##### Source material #####

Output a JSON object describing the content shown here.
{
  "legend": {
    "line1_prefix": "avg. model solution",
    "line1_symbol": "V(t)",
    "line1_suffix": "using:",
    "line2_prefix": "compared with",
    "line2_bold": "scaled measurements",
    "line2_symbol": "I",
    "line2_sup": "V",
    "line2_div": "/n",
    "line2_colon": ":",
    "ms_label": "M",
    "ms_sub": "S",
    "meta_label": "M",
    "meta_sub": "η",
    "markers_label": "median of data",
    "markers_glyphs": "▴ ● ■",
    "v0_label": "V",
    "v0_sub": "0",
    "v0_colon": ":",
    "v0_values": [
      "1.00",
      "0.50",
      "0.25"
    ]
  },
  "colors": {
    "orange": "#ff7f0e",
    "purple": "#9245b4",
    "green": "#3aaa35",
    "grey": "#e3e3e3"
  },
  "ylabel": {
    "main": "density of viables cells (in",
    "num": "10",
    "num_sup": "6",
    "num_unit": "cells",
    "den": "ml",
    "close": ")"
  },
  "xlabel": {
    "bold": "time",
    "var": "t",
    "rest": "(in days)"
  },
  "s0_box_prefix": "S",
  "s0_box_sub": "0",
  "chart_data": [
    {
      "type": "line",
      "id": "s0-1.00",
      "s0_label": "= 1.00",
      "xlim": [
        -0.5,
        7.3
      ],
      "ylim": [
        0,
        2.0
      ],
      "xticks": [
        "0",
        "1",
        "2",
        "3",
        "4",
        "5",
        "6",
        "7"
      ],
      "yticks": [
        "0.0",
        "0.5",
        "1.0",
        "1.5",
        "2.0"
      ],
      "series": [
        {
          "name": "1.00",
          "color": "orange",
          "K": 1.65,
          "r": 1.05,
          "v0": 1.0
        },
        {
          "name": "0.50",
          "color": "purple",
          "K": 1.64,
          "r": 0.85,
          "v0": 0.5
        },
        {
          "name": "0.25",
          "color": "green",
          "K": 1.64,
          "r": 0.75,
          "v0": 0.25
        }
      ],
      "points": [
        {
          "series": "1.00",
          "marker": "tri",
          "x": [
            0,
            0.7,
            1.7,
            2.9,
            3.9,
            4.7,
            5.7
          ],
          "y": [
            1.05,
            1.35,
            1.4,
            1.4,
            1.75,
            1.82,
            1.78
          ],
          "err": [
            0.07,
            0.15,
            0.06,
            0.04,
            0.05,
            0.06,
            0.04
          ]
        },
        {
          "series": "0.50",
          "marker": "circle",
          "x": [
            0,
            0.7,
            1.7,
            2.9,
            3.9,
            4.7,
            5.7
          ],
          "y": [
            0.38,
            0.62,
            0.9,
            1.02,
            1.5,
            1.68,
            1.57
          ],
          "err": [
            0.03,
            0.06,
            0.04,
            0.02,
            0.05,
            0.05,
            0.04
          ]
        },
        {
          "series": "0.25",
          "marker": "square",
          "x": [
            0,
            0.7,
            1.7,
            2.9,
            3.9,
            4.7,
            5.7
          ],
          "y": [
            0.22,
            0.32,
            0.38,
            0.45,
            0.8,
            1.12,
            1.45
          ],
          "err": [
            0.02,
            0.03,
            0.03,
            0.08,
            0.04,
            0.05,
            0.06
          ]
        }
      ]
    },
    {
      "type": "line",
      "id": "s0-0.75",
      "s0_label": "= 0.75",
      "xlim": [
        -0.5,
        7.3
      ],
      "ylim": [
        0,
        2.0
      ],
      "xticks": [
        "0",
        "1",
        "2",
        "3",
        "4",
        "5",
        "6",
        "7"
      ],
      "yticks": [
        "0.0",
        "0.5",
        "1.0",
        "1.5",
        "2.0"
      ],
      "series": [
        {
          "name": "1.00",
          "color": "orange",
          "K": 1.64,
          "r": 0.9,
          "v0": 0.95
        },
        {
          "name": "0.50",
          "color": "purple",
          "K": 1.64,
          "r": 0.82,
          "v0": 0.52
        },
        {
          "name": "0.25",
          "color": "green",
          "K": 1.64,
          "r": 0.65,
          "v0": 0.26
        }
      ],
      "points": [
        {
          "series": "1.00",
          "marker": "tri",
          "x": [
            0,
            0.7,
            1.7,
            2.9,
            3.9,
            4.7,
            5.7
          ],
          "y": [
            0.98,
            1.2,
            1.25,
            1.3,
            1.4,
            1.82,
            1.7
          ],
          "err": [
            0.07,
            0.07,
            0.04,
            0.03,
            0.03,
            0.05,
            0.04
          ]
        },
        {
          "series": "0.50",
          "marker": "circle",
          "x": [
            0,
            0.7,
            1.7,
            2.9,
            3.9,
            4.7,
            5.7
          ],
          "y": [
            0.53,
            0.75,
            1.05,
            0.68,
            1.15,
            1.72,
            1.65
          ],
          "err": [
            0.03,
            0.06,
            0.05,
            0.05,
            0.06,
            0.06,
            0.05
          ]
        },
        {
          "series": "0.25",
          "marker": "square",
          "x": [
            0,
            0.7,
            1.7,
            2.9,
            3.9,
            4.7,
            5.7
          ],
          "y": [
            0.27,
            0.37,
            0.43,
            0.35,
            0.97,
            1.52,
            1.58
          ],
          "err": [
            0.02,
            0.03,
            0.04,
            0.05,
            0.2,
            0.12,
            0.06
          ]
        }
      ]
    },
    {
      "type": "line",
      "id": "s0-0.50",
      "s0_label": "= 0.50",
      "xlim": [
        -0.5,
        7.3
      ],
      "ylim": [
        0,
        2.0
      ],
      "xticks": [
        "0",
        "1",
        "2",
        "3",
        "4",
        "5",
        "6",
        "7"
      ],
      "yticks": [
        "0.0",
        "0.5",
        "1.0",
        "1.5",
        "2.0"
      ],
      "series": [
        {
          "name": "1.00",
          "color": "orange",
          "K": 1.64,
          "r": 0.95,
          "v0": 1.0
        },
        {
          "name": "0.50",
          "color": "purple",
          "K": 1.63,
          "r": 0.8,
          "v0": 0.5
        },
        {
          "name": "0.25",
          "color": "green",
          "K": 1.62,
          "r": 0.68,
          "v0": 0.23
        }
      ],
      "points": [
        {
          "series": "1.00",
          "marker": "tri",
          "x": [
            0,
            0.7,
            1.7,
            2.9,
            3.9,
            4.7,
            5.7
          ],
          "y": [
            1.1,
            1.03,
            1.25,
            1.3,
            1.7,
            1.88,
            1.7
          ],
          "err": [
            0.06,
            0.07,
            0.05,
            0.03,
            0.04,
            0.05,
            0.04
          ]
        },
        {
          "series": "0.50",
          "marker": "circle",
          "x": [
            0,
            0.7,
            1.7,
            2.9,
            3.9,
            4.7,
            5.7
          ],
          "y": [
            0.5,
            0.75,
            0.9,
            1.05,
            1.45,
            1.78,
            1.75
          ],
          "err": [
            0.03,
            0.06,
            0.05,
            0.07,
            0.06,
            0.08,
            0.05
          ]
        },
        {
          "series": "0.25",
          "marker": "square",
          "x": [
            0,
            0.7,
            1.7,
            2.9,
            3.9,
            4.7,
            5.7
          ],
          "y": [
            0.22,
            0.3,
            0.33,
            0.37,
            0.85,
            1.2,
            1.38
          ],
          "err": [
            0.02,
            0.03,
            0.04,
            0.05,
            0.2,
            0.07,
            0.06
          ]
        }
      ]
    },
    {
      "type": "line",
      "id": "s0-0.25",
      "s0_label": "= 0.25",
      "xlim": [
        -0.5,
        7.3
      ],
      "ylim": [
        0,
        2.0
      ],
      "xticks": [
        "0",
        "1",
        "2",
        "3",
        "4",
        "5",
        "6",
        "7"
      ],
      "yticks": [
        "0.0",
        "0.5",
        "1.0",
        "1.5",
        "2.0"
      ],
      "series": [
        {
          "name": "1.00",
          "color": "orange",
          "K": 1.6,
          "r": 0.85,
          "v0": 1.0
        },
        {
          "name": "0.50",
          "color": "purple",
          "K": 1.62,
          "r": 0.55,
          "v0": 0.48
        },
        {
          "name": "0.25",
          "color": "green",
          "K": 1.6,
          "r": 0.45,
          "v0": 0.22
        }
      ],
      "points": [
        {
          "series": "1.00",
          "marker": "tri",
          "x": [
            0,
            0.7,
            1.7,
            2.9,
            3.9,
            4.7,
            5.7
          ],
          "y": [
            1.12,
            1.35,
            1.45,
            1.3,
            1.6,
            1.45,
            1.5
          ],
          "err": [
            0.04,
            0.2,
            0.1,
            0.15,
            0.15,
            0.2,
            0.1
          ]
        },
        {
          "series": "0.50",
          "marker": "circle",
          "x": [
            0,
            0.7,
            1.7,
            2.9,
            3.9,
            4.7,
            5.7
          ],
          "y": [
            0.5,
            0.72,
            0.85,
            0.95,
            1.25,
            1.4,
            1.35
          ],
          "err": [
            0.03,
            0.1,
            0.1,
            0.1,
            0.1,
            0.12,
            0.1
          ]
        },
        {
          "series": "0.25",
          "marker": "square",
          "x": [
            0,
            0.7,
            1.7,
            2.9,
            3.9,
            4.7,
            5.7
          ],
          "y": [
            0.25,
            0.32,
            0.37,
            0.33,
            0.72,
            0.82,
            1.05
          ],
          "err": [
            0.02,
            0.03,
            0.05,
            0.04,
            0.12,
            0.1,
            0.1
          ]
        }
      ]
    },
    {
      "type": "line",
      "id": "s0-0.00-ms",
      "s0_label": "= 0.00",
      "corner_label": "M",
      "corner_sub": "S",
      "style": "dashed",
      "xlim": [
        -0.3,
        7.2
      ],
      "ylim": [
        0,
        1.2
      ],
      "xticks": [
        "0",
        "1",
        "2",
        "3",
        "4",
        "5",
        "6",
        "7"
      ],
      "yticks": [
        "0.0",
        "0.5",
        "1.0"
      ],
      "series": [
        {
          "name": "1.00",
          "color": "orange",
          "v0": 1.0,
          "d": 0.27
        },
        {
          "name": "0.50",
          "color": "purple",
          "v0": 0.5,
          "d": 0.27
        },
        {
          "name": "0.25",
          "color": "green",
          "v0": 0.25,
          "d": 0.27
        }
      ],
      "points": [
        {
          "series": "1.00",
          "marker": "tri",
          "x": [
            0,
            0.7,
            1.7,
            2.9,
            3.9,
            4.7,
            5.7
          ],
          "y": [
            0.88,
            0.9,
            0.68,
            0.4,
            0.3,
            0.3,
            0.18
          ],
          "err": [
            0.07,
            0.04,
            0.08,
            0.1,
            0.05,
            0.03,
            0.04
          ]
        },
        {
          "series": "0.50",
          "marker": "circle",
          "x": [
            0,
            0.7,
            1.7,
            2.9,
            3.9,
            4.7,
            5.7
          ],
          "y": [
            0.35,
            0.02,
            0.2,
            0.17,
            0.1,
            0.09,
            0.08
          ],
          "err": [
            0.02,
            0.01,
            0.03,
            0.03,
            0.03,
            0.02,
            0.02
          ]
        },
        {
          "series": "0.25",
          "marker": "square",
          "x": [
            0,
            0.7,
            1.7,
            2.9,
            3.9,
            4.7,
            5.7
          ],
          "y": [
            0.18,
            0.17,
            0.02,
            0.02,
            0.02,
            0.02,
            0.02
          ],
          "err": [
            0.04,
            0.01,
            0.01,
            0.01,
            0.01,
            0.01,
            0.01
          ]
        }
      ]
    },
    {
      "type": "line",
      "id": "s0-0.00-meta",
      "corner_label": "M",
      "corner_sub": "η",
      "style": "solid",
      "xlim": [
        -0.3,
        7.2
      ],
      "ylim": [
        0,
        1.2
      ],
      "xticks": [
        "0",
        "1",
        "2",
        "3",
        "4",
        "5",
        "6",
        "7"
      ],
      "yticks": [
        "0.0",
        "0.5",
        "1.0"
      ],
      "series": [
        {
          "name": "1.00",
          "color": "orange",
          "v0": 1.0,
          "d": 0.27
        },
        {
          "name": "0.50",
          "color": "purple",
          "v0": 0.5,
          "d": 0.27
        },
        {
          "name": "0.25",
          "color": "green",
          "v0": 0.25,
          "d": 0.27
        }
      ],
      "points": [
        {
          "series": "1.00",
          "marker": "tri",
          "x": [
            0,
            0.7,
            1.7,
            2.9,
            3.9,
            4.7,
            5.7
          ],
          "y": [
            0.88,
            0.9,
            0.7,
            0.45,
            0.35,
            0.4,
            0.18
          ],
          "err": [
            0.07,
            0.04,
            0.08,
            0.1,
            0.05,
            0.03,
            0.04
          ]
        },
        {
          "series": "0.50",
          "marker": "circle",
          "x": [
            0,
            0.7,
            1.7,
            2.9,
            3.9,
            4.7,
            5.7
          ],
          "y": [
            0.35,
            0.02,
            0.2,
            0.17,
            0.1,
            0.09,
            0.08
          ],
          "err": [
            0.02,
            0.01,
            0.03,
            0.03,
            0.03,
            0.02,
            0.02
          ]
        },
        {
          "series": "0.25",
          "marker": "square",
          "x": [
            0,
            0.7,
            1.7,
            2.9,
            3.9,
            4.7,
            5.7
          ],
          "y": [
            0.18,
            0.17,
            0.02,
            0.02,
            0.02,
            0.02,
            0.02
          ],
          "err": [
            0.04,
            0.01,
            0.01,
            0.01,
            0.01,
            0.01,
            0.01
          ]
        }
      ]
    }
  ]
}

#####

* [Task statement]: From the listing, reproduce every line where the word "cells" is present.

* [Answer box]:
    "main": "density of viables cells (in",
    "num_unit": "cells",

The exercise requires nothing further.